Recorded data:

•••

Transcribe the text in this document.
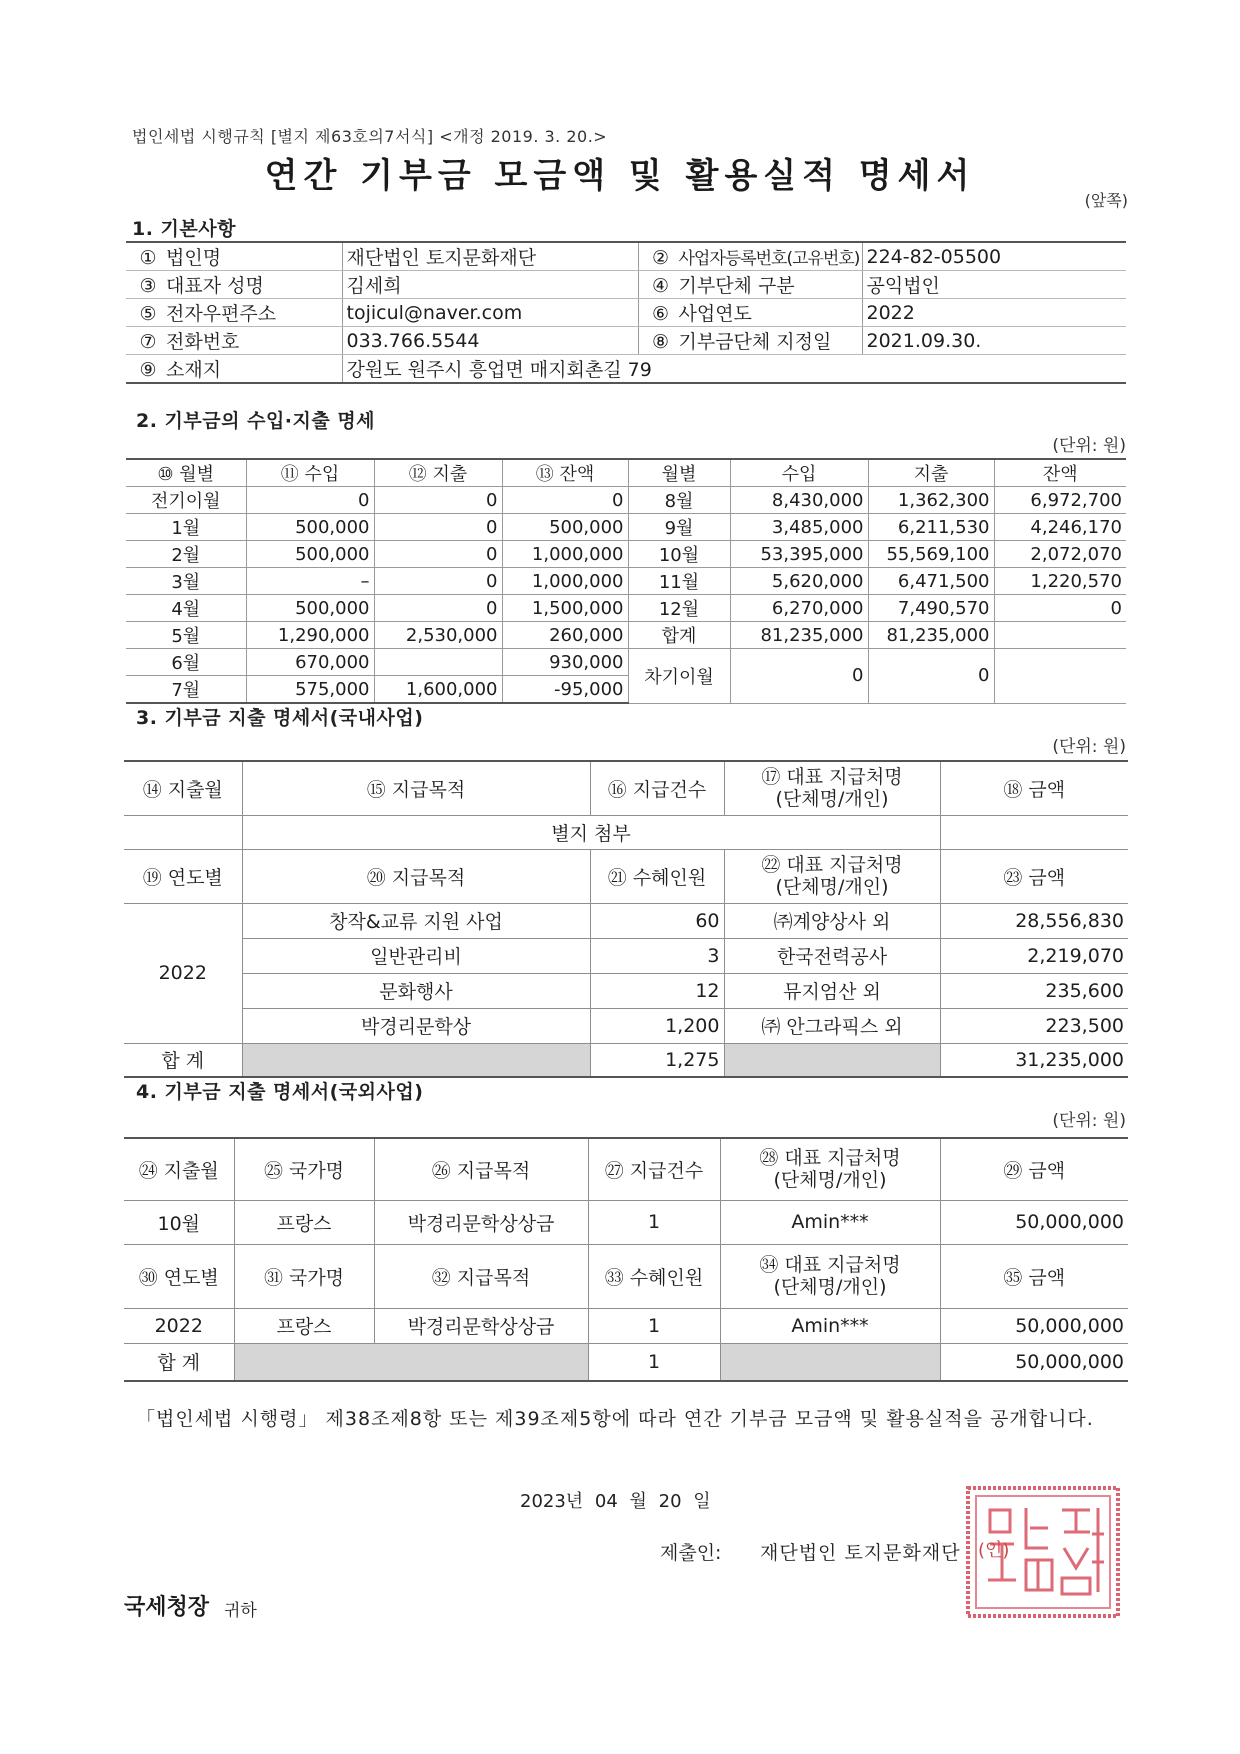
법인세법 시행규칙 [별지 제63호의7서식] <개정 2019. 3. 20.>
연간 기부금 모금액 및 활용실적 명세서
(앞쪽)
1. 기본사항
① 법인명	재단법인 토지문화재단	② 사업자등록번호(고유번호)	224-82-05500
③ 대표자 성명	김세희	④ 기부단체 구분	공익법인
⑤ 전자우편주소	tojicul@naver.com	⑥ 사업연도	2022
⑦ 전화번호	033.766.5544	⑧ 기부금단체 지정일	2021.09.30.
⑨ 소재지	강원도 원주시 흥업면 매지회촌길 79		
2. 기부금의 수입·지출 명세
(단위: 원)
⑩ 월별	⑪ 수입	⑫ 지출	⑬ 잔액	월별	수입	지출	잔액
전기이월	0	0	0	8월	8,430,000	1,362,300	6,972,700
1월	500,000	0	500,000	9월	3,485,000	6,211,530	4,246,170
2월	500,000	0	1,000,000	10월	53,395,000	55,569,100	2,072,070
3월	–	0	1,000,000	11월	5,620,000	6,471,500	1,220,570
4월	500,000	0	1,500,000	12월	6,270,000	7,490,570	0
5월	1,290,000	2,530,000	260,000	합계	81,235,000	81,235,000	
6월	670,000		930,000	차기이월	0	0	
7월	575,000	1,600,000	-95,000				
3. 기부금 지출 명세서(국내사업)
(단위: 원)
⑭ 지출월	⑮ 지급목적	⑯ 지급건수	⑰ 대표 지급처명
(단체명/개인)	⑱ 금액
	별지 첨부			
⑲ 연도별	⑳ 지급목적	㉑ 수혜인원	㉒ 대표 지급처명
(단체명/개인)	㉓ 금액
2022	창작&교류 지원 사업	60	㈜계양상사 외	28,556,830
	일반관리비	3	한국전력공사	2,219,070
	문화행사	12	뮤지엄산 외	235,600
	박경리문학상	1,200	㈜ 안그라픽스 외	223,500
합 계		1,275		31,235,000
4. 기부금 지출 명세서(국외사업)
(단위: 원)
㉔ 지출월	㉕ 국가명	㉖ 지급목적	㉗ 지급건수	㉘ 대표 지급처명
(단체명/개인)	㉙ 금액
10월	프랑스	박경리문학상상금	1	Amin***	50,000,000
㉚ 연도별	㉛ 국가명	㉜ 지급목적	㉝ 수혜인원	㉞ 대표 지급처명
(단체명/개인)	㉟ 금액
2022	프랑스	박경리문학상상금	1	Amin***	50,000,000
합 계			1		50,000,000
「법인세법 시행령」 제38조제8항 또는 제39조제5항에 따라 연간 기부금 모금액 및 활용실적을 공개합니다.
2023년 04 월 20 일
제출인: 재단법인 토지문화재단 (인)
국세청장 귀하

•••

▸ Requirements
Output all the records, word for word, with no pictures in the copy.

▸ Complete output
Transcribe the text in this document.
법인세법 시행규칙 [별지 제63호의7서식] <개정 2019. 3. 20.>
연간 기부금 모금액 및 활용실적 명세서
(앞쪽)
1. 기본사항
① 법인명	재단법인 토지문화재단	② 사업자등록번호(고유번호)	224-82-05500
③ 대표자 성명	김세희	④ 기부단체 구분	공익법인
⑤ 전자우편주소	tojicul@naver.com	⑥ 사업연도	2022
⑦ 전화번호	033.766.5544	⑧ 기부금단체 지정일	2021.09.30.
⑨ 소재지	강원도 원주시 흥업면 매지회촌길 79		
2. 기부금의 수입·지출 명세
(단위: 원)
⑩ 월별	⑪ 수입	⑫ 지출	⑬ 잔액	월별	수입	지출	잔액
전기이월	0	0	0	8월	8,430,000	1,362,300	6,972,700
1월	500,000	0	500,000	9월	3,485,000	6,211,530	4,246,170
2월	500,000	0	1,000,000	10월	53,395,000	55,569,100	2,072,070
3월	–	0	1,000,000	11월	5,620,000	6,471,500	1,220,570
4월	500,000	0	1,500,000	12월	6,270,000	7,490,570	0
5월	1,290,000	2,530,000	260,000	합계	81,235,000	81,235,000	
6월	670,000		930,000	차기이월	0	0	
7월	575,000	1,600,000	-95,000				
3. 기부금 지출 명세서(국내사업)
(단위: 원)
⑭ 지출월	⑮ 지급목적	⑯ 지급건수	⑰ 대표 지급처명
(단체명/개인)	⑱ 금액
	별지 첨부			
⑲ 연도별	⑳ 지급목적	㉑ 수혜인원	㉒ 대표 지급처명
(단체명/개인)	㉓ 금액
2022	창작&교류 지원 사업	60	㈜계양상사 외	28,556,830
	일반관리비	3	한국전력공사	2,219,070
	문화행사	12	뮤지엄산 외	235,600
	박경리문학상	1,200	㈜ 안그라픽스 외	223,500
합 계		1,275		31,235,000
4. 기부금 지출 명세서(국외사업)
(단위: 원)
㉔ 지출월	㉕ 국가명	㉖ 지급목적	㉗ 지급건수	㉘ 대표 지급처명
(단체명/개인)	㉙ 금액
10월	프랑스	박경리문학상상금	1	Amin***	50,000,000
㉚ 연도별	㉛ 국가명	㉜ 지급목적	㉝ 수혜인원	㉞ 대표 지급처명
(단체명/개인)	㉟ 금액
2022	프랑스	박경리문학상상금	1	Amin***	50,000,000
합 계			1		50,000,000
「법인세법 시행령」 제38조제8항 또는 제39조제5항에 따라 연간 기부금 모금액 및 활용실적을 공개합니다.
2023년 04 월 20 일
제출인: 재단법인 토지문화재단 (인)
국세청장 귀하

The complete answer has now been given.